DIRECTIVE:
Write out each line from the data below that includes the word "climate".

SUPPLIED MATERIAL:
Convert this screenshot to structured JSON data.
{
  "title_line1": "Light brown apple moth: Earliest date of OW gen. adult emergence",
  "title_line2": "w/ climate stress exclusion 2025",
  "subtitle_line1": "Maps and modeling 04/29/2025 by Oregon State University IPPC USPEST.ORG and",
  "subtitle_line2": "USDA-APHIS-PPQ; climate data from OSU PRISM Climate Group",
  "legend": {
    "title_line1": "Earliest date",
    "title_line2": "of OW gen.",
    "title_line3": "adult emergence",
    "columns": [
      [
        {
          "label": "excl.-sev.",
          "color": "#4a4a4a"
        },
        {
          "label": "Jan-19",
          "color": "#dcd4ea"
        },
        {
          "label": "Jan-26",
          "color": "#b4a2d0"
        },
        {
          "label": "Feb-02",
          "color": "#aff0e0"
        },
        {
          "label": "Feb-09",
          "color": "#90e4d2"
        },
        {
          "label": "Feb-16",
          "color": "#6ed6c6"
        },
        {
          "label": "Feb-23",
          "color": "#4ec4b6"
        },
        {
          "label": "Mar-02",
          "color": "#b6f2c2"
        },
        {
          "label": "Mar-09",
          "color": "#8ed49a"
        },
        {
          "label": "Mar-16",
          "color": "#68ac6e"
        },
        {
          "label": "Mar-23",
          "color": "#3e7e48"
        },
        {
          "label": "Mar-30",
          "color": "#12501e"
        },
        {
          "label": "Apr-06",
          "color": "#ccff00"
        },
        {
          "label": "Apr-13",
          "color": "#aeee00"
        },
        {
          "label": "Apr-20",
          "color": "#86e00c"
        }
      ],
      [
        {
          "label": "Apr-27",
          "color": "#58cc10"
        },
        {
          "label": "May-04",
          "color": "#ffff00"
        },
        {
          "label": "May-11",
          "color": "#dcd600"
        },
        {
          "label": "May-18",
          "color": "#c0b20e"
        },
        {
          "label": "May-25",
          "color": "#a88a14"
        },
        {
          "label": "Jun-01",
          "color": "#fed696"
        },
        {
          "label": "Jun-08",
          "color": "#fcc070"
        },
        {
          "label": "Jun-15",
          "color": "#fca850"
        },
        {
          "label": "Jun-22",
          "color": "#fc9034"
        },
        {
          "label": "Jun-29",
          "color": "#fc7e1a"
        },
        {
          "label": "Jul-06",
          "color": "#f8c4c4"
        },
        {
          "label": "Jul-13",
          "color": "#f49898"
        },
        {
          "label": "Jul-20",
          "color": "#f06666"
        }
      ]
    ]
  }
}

ANSWER TO THIS TASK:
  "title_line2": "w/ climate stress exclusion 2025",
  "subtitle_line2": "USDA-APHIS-PPQ; climate data from OSU PRISM Climate Group",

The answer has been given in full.